INPUT DATA:
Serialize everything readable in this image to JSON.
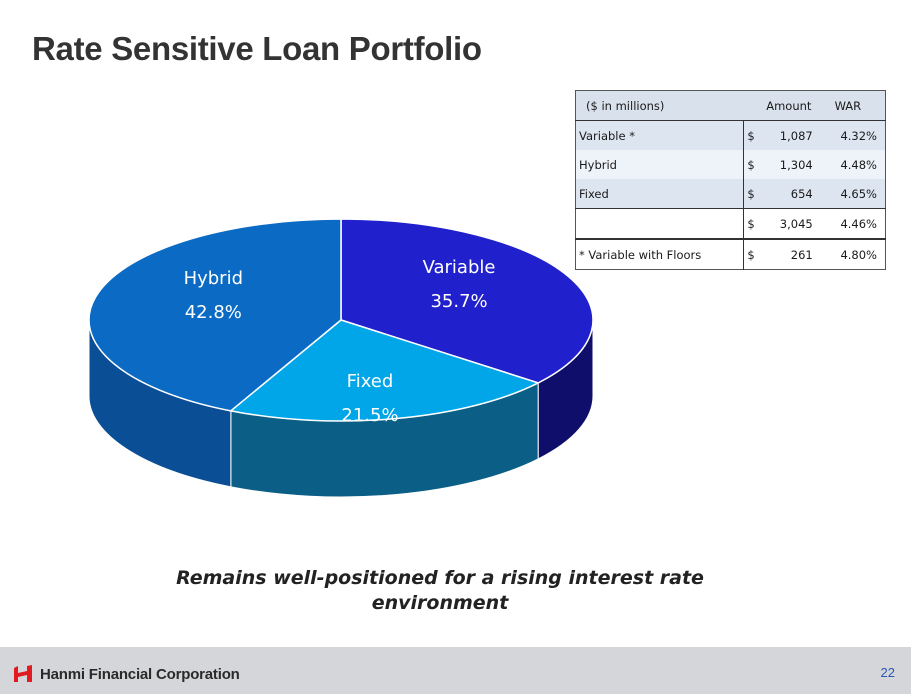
{
  "title": "Rate Sensitive Loan Portfolio",
  "table": {
    "header": {
      "label": "($ in millions)",
      "amount": "Amount",
      "war": "WAR"
    },
    "rows": [
      {
        "label": "Variable *",
        "currency": "$",
        "amount": "1,087",
        "war": "4.32%"
      },
      {
        "label": "Hybrid",
        "currency": "$",
        "amount": "1,304",
        "war": "4.48%"
      },
      {
        "label": "Fixed",
        "currency": "$",
        "amount": "654",
        "war": "4.65%"
      },
      {
        "label": "",
        "currency": "$",
        "amount": "3,045",
        "war": "4.46%"
      },
      {
        "label": "* Variable with Floors",
        "currency": "$",
        "amount": "261",
        "war": "4.80%"
      }
    ]
  },
  "chart_data": {
    "type": "pie",
    "slices": [
      {
        "label": "Variable",
        "value": 35.7,
        "value_label": "35.7%",
        "color": "#2020cc",
        "side_color": "#0f0f6b"
      },
      {
        "label": "Fixed",
        "value": 21.5,
        "value_label": "21.5%",
        "color": "#00a6e8",
        "side_color": "#0b5f86"
      },
      {
        "label": "Hybrid",
        "value": 42.8,
        "value_label": "42.8%",
        "color": "#0b6bc4",
        "side_color": "#0a4f96"
      }
    ]
  },
  "caption": "Remains well-positioned for a rising interest rate environment",
  "footer": {
    "company": "Hanmi Financial Corporation",
    "page_number": "22",
    "logo_color": "#e21b23"
  }
}
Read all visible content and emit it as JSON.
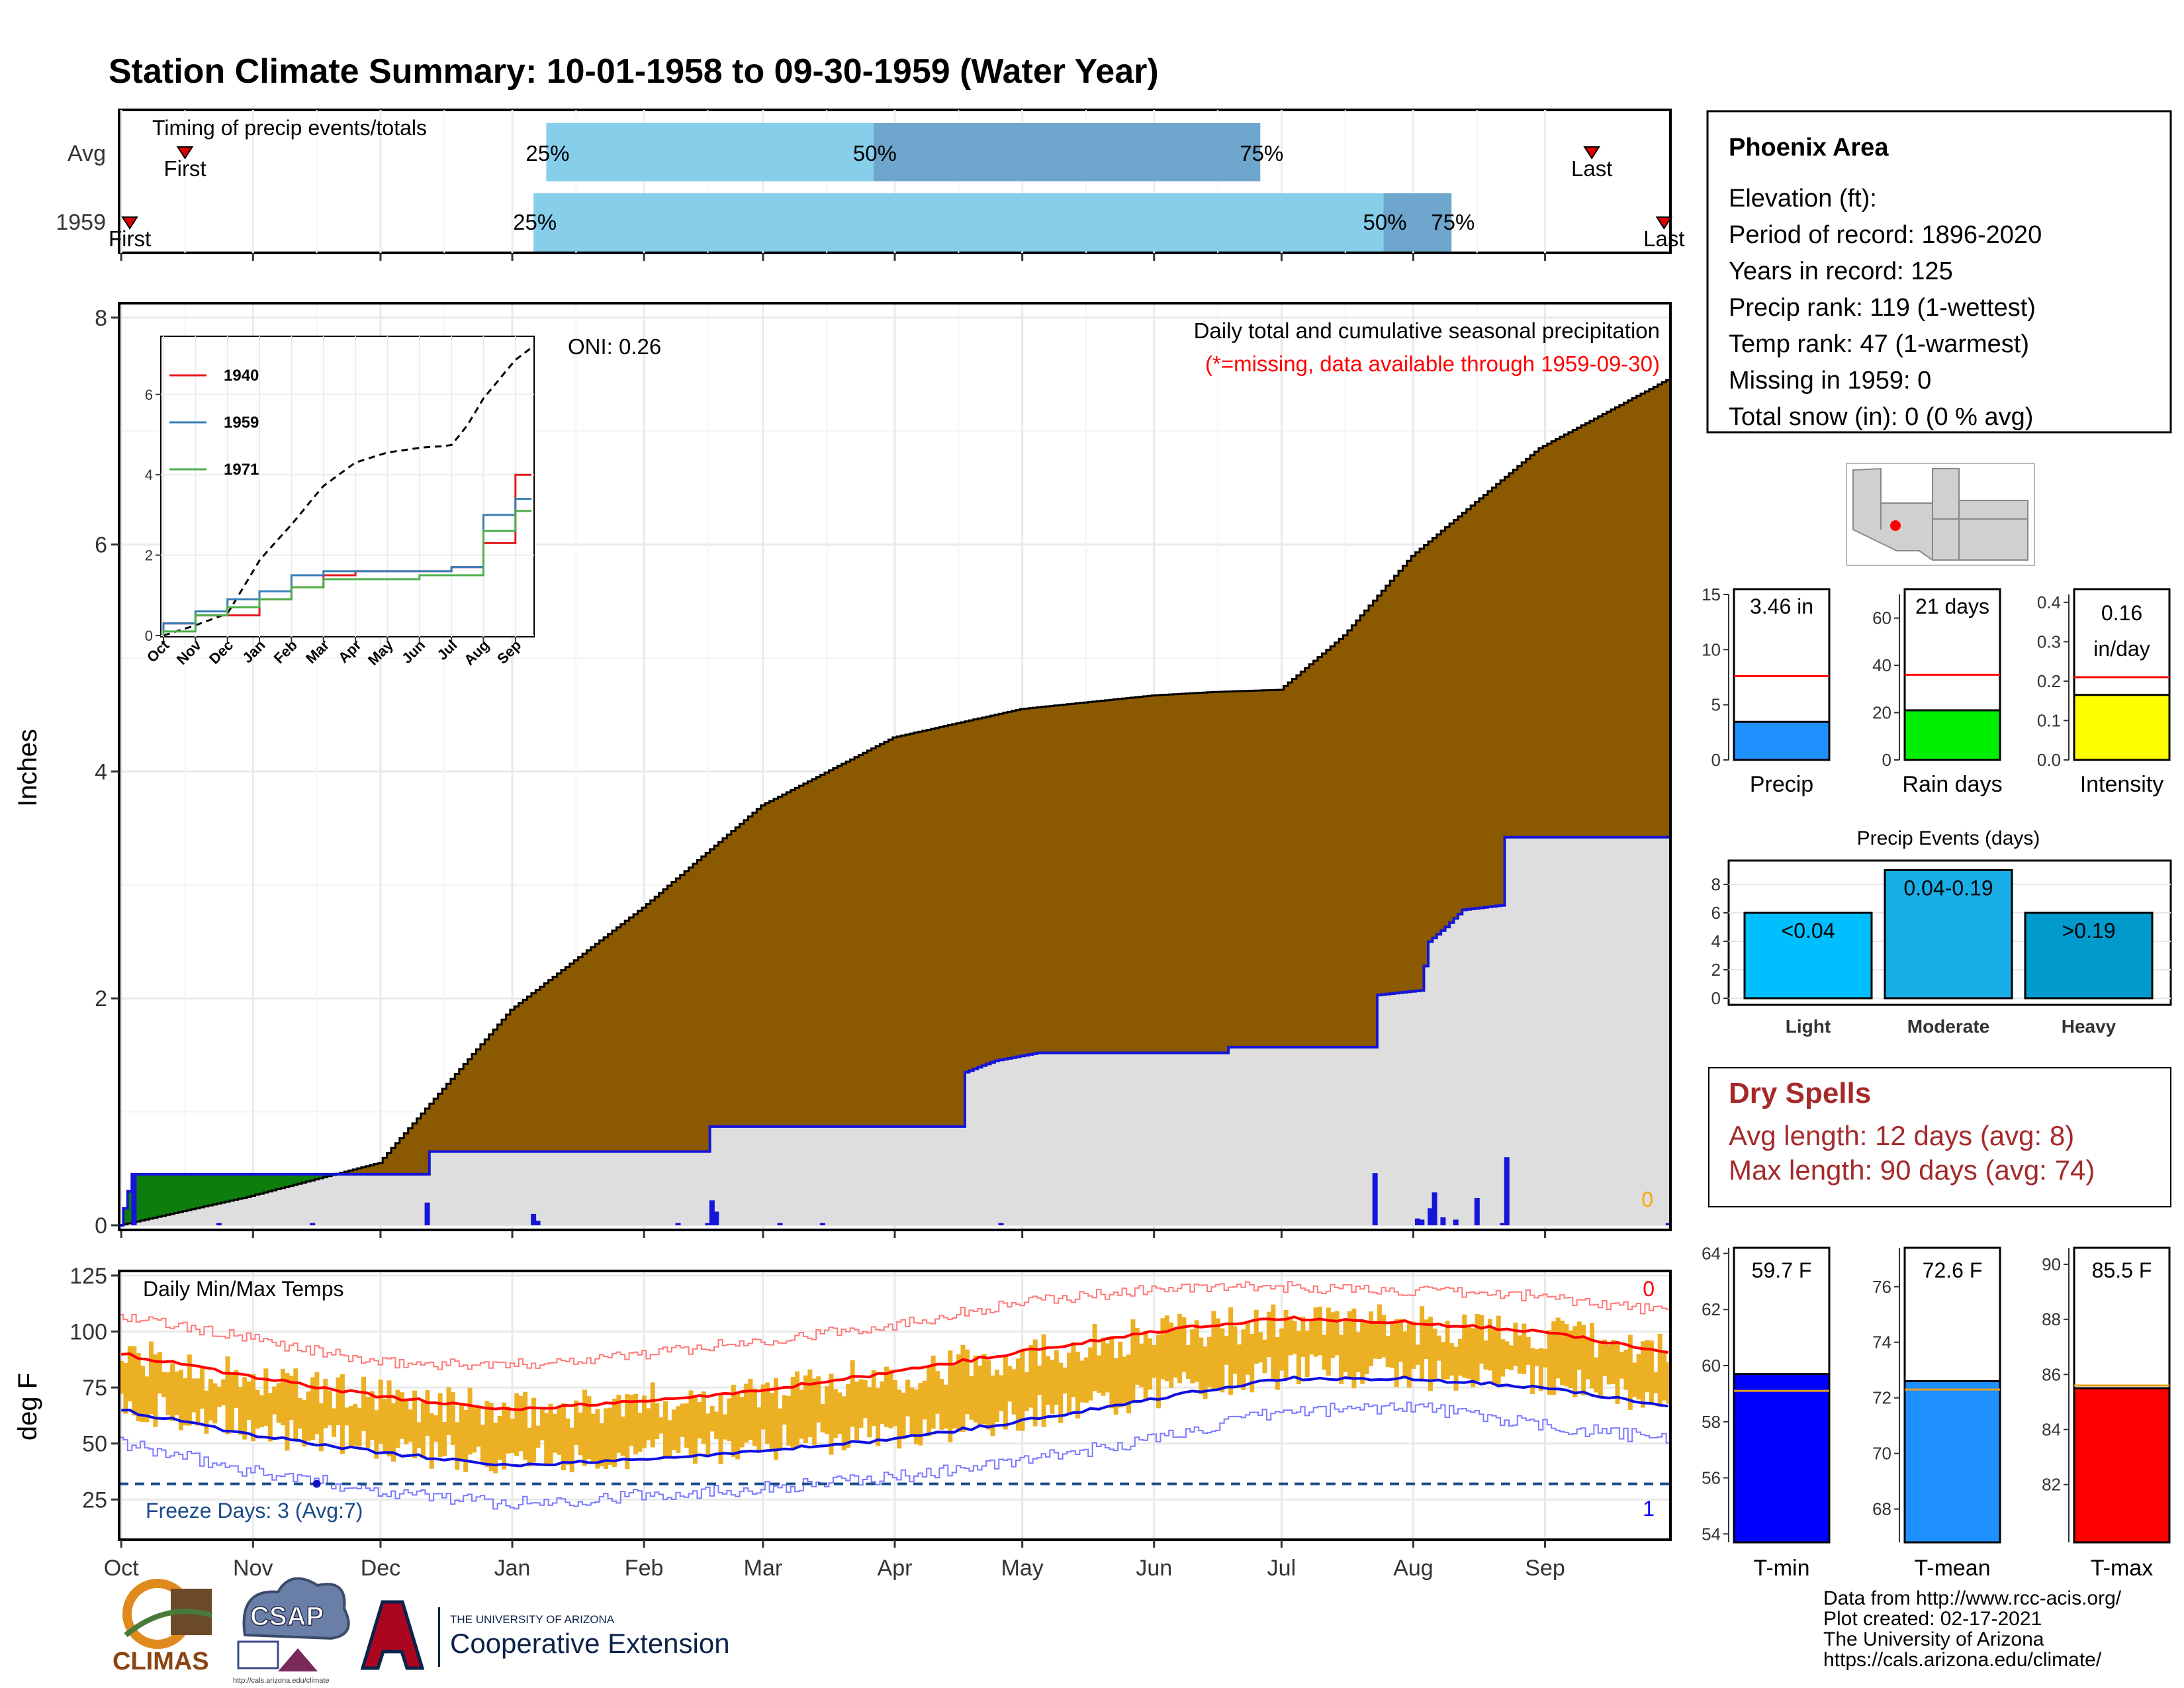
{
  "title": "Station Climate Summary: 10-01-1958 to 09-30-1959 (Water Year)",
  "colors": {
    "title": "#8b2a0a",
    "brown_fill": "#8b5a00",
    "grey_fill": "#dedede",
    "blue_line": "#1515d8",
    "green_fill": "#0d7d0d",
    "timing_light": "#87ceeb",
    "timing_dark": "#6fa6cd",
    "temp_bar": "#ecb024",
    "tmax_avg": "#ff0000",
    "tmin_avg": "#1010e0",
    "dry_spells": "#a52a2a",
    "freeze_line": "#1a4a8a"
  },
  "months": [
    "Oct",
    "Nov",
    "Dec",
    "Jan",
    "Feb",
    "Mar",
    "Apr",
    "May",
    "Jun",
    "Jul",
    "Aug",
    "Sep"
  ],
  "timing": {
    "title": "Timing of precip events/totals",
    "row_labels": [
      "Avg",
      "1959"
    ],
    "avg": {
      "first_day": 15,
      "last_day": 346,
      "p25_day": 100,
      "p50_day": 177,
      "p75_day": 268,
      "first_label": "First",
      "last_label": "Last",
      "p25_label": "25%",
      "p50_label": "50%",
      "p75_label": "75%"
    },
    "year": {
      "first_day": 2,
      "last_day": 363,
      "p25_day": 97,
      "p50_day": 297,
      "p75_day": 313,
      "first_label": "First",
      "last_label": "Last",
      "p25_label": "25%",
      "p50_label": "50%",
      "p75_label": "75%"
    }
  },
  "main": {
    "ylabel": "Inches",
    "title_right": "Daily total and cumulative seasonal precipitation",
    "missing_note": "(*=missing, data available through 1959-09-30)",
    "oni_label": "ONI: 0.26",
    "missing_count": "0",
    "yticks": [
      "0",
      "2",
      "4",
      "6",
      "8"
    ]
  },
  "inset": {
    "yticks": [
      "0",
      "2",
      "4",
      "6"
    ],
    "xticks": [
      "Oct",
      "Nov",
      "Dec",
      "Jan",
      "Feb",
      "Mar",
      "Apr",
      "May",
      "Jun",
      "Jul",
      "Aug",
      "Sep"
    ],
    "legend": [
      {
        "name": "1940",
        "color": "#e41a1c"
      },
      {
        "name": "1959",
        "color": "#377eb8"
      },
      {
        "name": "1971",
        "color": "#4daf4a"
      }
    ]
  },
  "temp": {
    "title": "Daily Min/Max Temps",
    "ylabel": "deg F",
    "yticks": [
      "25",
      "50",
      "75",
      "100",
      "125"
    ],
    "freeze_label": "Freeze Days: 3 (Avg:7)",
    "missing_max": "0",
    "missing_min": "1"
  },
  "info": {
    "station": "Phoenix Area",
    "elevation": "Elevation (ft):",
    "period": "Period of record: 1896-2020",
    "years": "Years in record: 125",
    "precip_rank": "Precip rank: 119 (1-wettest)",
    "temp_rank": "Temp rank: 47 (1-warmest)",
    "missing": "Missing in 1959: 0",
    "snow": "Total snow (in): 0 (0 % avg)"
  },
  "bars": {
    "precip": {
      "label": "Precip",
      "value_text": "3.46 in",
      "value": 3.46,
      "avg": 7.6,
      "ymax": 15,
      "ticks": [
        "0",
        "5",
        "10",
        "15"
      ],
      "color": "#1e90ff"
    },
    "raindays": {
      "label": "Rain days",
      "value_text": "21 days",
      "value": 21,
      "avg": 36,
      "ymax": 70,
      "ticks": [
        "0",
        "20",
        "40",
        "60"
      ],
      "color": "#00ee00"
    },
    "intensity": {
      "label": "Intensity",
      "value_text": "0.16",
      "value_text2": "in/day",
      "value": 0.165,
      "avg": 0.21,
      "ymax": 0.42,
      "ticks": [
        "0.0",
        "0.1",
        "0.2",
        "0.3",
        "0.4"
      ],
      "color": "#ffff00"
    }
  },
  "events": {
    "title": "Precip Events (days)",
    "ticks": [
      "0",
      "2",
      "4",
      "6",
      "8"
    ],
    "items": [
      {
        "name": "Light",
        "range": "<0.04",
        "value": 6,
        "color": "#00bfff"
      },
      {
        "name": "Moderate",
        "range": "0.04-0.19",
        "value": 9,
        "color": "#1aaee6"
      },
      {
        "name": "Heavy",
        "range": ">0.19",
        "value": 6,
        "color": "#009acd"
      }
    ]
  },
  "dry": {
    "title": "Dry Spells",
    "avg": "Avg length: 12 days (avg: 8)",
    "max": "Max length: 90 days (avg: 74)"
  },
  "tbars": {
    "tmin": {
      "label": "T-min",
      "value_text": "59.7 F",
      "value": 59.7,
      "avg": 59.1,
      "ymin": 53.7,
      "ymax": 64.2,
      "ticks": [
        "54",
        "56",
        "58",
        "60",
        "62",
        "64"
      ],
      "color": "#0000ff"
    },
    "tmean": {
      "label": "T-mean",
      "value_text": "72.6 F",
      "value": 72.6,
      "avg": 72.3,
      "ymin": 66.8,
      "ymax": 77.4,
      "ticks": [
        "68",
        "70",
        "72",
        "74",
        "76"
      ],
      "color": "#1e90ff"
    },
    "tmax": {
      "label": "T-max",
      "value_text": "85.5 F",
      "value": 85.5,
      "avg": 85.6,
      "ymin": 79.9,
      "ymax": 90.6,
      "ticks": [
        "82",
        "84",
        "86",
        "88",
        "90"
      ],
      "color": "#ff0000"
    }
  },
  "footer": {
    "line1": "Data from http://www.rcc-acis.org/",
    "line2": "Plot created: 02-17-2021",
    "line3": "The University of Arizona",
    "line4": "https://cals.arizona.edu/climate/"
  },
  "logos": {
    "climas": "CLIMAS",
    "csap": "CSAP",
    "csap_url": "http://cals.arizona.edu/climate",
    "ua_top": "THE UNIVERSITY OF ARIZONA",
    "ua_bottom": "Cooperative Extension"
  },
  "chart_data": [
    {
      "type": "area",
      "title": "Daily total and cumulative seasonal precipitation",
      "ylabel": "Inches",
      "ylim": [
        0,
        8.2
      ],
      "x_units": "day of water year (0 = Oct 1)",
      "average_cumulative": [
        [
          0,
          0
        ],
        [
          30,
          0.25
        ],
        [
          61,
          0.55
        ],
        [
          92,
          1.9
        ],
        [
          123,
          2.8
        ],
        [
          151,
          3.7
        ],
        [
          182,
          4.3
        ],
        [
          212,
          4.55
        ],
        [
          243,
          4.67
        ],
        [
          257,
          4.7
        ],
        [
          273,
          4.72
        ],
        [
          288,
          5.2
        ],
        [
          304,
          5.9
        ],
        [
          334,
          6.85
        ],
        [
          364,
          7.45
        ]
      ],
      "year_cumulative": [
        [
          0,
          0
        ],
        [
          3,
          0.45
        ],
        [
          72,
          0.45
        ],
        [
          73,
          0.65
        ],
        [
          138,
          0.65
        ],
        [
          139,
          0.87
        ],
        [
          198,
          0.87
        ],
        [
          199,
          1.35
        ],
        [
          206,
          1.45
        ],
        [
          216,
          1.52
        ],
        [
          260,
          1.52
        ],
        [
          261,
          1.57
        ],
        [
          295,
          1.57
        ],
        [
          296,
          2.03
        ],
        [
          306,
          2.07
        ],
        [
          308,
          2.5
        ],
        [
          312,
          2.63
        ],
        [
          316,
          2.78
        ],
        [
          325,
          2.82
        ],
        [
          326,
          3.42
        ],
        [
          364,
          3.42
        ]
      ],
      "daily": [
        [
          3,
          0.45
        ],
        [
          23,
          0.02
        ],
        [
          45,
          0.02
        ],
        [
          72,
          0.2
        ],
        [
          97,
          0.1
        ],
        [
          98,
          0.04
        ],
        [
          131,
          0.02
        ],
        [
          138,
          0.02
        ],
        [
          139,
          0.22
        ],
        [
          140,
          0.12
        ],
        [
          155,
          0.02
        ],
        [
          165,
          0.02
        ],
        [
          207,
          0.02
        ],
        [
          295,
          0.46
        ],
        [
          305,
          0.06
        ],
        [
          306,
          0.05
        ],
        [
          308,
          0.15
        ],
        [
          309,
          0.29
        ],
        [
          311,
          0.07
        ],
        [
          314,
          0.05
        ],
        [
          319,
          0.24
        ],
        [
          325,
          0.02
        ],
        [
          326,
          0.6
        ],
        [
          364,
          0.02
        ]
      ]
    },
    {
      "type": "line",
      "title": "",
      "xlabel": "",
      "ylim": [
        0,
        7.8
      ],
      "x": [
        "Oct",
        "Nov",
        "Dec",
        "Jan",
        "Feb",
        "Mar",
        "Apr",
        "May",
        "Jun",
        "Jul",
        "Aug",
        "Sep"
      ],
      "series": [
        {
          "name": "1940",
          "values": [
            0.3,
            0.5,
            0.5,
            0.9,
            1.2,
            1.5,
            1.6,
            1.6,
            1.6,
            1.7,
            2.3,
            4.0
          ]
        },
        {
          "name": "1959",
          "values": [
            0.3,
            0.6,
            0.9,
            1.1,
            1.5,
            1.6,
            1.6,
            1.6,
            1.6,
            1.7,
            3.0,
            3.4
          ]
        },
        {
          "name": "1971",
          "values": [
            0.1,
            0.5,
            0.7,
            0.9,
            1.2,
            1.4,
            1.4,
            1.4,
            1.5,
            1.5,
            2.6,
            3.1
          ]
        }
      ]
    },
    {
      "type": "bar",
      "title": "Daily Min/Max Temps",
      "ylabel": "deg F",
      "ylim": [
        10,
        130
      ],
      "normal_max_monthly": [
        [
          0,
          90
        ],
        [
          30,
          80
        ],
        [
          61,
          71
        ],
        [
          92,
          65
        ],
        [
          123,
          69
        ],
        [
          151,
          74
        ],
        [
          182,
          82
        ],
        [
          212,
          91
        ],
        [
          243,
          100
        ],
        [
          273,
          106
        ],
        [
          304,
          104
        ],
        [
          334,
          100
        ],
        [
          364,
          91
        ]
      ],
      "normal_min_monthly": [
        [
          0,
          65
        ],
        [
          30,
          54
        ],
        [
          61,
          46
        ],
        [
          92,
          40
        ],
        [
          123,
          43
        ],
        [
          151,
          47
        ],
        [
          182,
          52
        ],
        [
          212,
          60
        ],
        [
          243,
          70
        ],
        [
          273,
          79
        ],
        [
          304,
          79
        ],
        [
          334,
          75
        ],
        [
          364,
          67
        ]
      ],
      "record_max_monthly": [
        [
          0,
          107
        ],
        [
          30,
          97
        ],
        [
          61,
          86
        ],
        [
          92,
          85
        ],
        [
          123,
          90
        ],
        [
          151,
          96
        ],
        [
          182,
          103
        ],
        [
          212,
          113
        ],
        [
          243,
          119
        ],
        [
          273,
          120
        ],
        [
          304,
          118
        ],
        [
          334,
          116
        ],
        [
          364,
          109
        ]
      ],
      "record_min_monthly": [
        [
          0,
          50
        ],
        [
          30,
          38
        ],
        [
          61,
          29
        ],
        [
          92,
          23
        ],
        [
          123,
          27
        ],
        [
          151,
          30
        ],
        [
          182,
          35
        ],
        [
          212,
          42
        ],
        [
          243,
          52
        ],
        [
          273,
          64
        ],
        [
          304,
          67
        ],
        [
          334,
          58
        ],
        [
          364,
          52
        ]
      ],
      "freeze_threshold": 32
    },
    {
      "type": "bar",
      "title": "Precip Events (days)",
      "categories": [
        "Light",
        "Moderate",
        "Heavy"
      ],
      "values": [
        6,
        9,
        6
      ]
    }
  ]
}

SET PROBLEM: Provide the number of lines in the data above that contain the string "JSON", and nothing else.

FINISHED EXERCISE: 2